▸ RECORDS SHOWN:

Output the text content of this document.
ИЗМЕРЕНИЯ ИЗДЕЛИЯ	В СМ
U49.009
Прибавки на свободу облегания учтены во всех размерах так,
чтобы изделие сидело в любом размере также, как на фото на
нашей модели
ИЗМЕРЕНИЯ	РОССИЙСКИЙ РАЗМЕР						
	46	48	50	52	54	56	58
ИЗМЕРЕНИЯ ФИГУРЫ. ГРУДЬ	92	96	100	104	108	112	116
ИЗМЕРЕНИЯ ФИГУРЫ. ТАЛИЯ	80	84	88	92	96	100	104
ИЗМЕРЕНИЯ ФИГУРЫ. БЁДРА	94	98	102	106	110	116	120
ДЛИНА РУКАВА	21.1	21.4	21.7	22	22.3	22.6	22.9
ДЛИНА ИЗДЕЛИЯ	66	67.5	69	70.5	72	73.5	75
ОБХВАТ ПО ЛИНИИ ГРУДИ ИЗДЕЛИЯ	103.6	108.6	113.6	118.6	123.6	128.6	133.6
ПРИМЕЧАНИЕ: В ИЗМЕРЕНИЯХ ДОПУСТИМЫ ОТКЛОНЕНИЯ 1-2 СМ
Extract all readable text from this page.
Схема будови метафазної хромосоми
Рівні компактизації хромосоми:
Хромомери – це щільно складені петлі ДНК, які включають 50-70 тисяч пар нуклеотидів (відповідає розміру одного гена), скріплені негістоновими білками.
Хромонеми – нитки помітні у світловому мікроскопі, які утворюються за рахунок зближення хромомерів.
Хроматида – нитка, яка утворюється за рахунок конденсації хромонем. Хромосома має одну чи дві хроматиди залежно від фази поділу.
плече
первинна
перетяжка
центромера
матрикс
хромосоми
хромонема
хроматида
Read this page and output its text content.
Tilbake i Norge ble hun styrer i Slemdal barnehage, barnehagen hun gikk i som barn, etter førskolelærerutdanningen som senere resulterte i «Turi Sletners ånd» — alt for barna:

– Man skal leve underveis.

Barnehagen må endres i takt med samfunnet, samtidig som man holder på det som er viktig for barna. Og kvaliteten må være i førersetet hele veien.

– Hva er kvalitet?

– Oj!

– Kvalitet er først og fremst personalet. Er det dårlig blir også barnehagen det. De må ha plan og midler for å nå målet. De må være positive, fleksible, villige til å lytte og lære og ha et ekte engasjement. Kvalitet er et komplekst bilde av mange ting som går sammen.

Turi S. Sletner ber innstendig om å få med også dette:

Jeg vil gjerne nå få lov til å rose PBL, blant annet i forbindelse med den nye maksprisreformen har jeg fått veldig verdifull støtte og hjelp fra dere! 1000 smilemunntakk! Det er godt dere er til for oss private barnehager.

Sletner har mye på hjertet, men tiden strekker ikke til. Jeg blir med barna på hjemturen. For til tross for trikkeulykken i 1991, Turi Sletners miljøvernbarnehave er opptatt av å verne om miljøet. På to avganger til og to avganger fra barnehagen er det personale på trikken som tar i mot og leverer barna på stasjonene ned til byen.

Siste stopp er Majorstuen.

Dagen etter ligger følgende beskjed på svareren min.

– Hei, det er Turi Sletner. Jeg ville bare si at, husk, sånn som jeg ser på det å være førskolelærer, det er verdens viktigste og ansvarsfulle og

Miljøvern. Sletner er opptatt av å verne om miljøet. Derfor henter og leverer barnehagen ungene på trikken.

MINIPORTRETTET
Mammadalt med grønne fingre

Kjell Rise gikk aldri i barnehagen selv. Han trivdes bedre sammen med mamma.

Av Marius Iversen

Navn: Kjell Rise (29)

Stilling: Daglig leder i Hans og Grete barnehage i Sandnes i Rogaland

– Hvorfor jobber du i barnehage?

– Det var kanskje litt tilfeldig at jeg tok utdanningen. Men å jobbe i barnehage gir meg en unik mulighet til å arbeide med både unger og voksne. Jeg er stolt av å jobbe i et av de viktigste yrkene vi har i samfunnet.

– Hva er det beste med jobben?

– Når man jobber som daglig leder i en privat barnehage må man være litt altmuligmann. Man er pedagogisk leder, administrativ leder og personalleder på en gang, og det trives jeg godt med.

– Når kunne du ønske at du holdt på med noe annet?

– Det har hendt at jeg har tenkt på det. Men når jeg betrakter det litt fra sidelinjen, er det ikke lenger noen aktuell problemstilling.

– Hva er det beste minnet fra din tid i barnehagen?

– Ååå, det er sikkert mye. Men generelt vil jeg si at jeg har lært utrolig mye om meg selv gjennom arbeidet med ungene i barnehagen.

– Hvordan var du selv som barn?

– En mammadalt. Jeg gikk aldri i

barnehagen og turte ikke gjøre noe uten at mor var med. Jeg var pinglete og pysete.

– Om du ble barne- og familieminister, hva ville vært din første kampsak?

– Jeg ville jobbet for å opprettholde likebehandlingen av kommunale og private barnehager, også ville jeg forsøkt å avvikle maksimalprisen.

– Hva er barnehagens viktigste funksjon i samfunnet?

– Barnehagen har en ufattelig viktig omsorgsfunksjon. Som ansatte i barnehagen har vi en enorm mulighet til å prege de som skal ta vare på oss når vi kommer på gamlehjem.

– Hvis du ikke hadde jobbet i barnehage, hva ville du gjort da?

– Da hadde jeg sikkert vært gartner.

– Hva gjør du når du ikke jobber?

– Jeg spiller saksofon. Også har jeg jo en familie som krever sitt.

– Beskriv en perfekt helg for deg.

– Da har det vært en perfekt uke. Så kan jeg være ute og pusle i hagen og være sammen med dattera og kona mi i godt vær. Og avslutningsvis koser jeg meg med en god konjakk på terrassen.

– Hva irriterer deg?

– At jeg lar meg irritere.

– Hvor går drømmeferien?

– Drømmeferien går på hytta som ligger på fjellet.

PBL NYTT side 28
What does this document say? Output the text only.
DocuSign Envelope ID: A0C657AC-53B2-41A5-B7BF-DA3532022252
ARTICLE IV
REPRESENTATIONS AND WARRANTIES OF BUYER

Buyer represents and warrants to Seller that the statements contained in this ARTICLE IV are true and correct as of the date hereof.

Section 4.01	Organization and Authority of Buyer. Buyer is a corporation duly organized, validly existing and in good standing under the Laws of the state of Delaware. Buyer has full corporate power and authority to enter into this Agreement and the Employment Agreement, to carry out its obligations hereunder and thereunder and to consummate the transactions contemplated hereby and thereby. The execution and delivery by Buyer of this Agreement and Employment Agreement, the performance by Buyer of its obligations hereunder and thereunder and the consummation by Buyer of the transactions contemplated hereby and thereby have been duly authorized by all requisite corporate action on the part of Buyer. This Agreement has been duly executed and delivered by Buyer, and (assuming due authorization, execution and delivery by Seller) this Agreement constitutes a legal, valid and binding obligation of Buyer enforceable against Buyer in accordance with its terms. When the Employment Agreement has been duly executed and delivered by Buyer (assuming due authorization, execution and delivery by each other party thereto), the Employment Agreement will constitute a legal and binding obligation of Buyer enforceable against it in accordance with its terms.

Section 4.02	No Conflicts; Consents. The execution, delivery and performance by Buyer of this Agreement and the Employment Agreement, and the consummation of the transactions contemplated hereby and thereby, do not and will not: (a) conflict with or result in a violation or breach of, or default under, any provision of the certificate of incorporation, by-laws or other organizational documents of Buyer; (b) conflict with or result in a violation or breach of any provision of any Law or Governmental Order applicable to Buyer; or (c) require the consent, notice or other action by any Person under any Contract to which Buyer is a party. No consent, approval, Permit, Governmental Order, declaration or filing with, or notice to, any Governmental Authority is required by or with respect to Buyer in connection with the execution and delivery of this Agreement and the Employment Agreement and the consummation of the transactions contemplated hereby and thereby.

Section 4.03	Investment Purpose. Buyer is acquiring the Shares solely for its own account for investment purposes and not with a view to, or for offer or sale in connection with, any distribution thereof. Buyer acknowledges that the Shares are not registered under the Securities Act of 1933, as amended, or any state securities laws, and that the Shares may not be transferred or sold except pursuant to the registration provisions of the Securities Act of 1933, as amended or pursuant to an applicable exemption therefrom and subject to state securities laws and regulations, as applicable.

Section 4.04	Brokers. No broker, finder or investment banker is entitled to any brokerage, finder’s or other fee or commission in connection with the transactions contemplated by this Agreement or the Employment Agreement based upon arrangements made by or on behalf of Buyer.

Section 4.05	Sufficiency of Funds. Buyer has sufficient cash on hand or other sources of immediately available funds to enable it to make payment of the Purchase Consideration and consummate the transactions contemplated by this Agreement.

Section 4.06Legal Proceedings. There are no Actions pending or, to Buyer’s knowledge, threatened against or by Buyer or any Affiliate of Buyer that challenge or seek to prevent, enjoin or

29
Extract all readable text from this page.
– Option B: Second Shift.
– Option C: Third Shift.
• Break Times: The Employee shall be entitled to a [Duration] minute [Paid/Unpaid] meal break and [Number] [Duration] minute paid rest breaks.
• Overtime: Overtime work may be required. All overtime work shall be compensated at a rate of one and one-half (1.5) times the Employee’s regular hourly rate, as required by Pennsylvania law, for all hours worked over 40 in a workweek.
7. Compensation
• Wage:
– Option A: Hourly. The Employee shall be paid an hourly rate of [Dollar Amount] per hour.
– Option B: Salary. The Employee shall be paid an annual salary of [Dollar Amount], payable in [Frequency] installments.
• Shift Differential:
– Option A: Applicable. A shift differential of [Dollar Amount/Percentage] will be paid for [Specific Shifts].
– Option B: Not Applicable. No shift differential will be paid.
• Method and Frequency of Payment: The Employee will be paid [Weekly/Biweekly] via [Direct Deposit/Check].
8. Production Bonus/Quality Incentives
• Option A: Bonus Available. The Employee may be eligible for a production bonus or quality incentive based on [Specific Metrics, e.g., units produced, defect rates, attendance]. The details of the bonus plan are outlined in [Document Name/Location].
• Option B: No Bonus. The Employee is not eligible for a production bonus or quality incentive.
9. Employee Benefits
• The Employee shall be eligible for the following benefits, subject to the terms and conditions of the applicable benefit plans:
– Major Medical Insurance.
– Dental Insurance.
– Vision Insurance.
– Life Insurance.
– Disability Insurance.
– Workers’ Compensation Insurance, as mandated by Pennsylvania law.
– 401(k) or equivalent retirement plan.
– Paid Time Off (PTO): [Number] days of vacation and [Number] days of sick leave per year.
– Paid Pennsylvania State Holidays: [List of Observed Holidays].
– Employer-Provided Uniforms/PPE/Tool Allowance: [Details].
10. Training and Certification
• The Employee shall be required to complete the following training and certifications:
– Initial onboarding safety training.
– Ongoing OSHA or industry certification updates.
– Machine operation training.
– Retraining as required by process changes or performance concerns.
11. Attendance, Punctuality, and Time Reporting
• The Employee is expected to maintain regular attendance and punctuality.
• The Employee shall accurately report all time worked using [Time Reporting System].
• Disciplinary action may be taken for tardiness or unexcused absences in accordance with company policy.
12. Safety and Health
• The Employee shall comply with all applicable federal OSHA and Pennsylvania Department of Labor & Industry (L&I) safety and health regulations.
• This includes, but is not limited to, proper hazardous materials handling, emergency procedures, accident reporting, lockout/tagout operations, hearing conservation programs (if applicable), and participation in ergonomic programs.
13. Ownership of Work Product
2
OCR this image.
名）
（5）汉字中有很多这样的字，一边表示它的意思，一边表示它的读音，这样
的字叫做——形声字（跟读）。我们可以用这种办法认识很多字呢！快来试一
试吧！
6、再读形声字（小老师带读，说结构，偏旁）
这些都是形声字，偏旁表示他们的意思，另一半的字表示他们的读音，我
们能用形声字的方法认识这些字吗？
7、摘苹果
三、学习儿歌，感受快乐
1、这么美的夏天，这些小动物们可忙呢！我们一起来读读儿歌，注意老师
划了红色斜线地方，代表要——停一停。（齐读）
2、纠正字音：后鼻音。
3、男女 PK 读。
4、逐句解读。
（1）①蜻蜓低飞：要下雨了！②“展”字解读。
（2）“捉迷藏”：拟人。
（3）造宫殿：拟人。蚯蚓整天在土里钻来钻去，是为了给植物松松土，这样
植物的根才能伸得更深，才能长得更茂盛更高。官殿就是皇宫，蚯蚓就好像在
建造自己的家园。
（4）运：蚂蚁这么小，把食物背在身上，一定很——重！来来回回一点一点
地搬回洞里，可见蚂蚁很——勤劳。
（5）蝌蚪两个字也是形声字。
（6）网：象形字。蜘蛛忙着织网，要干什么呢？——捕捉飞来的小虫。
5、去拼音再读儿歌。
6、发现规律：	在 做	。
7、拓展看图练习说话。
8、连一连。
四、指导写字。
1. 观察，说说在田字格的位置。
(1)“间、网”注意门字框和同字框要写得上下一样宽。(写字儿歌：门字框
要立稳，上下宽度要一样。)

▸ INSTRUCTIONS TO FOLLOW: Check each line of the records above for the string "etter", and report every line that has it.

▸ OUTPUT BELOW:
Tilbake i Norge ble hun styrer i Slemdal barnehage, barnehagen hun gikk i som barn, etter førskolelærerutdanningen som senere resulterte i «Turi Sletners ånd» — alt for barna:
Dagen etter ligger følgende beskjed på svareren min.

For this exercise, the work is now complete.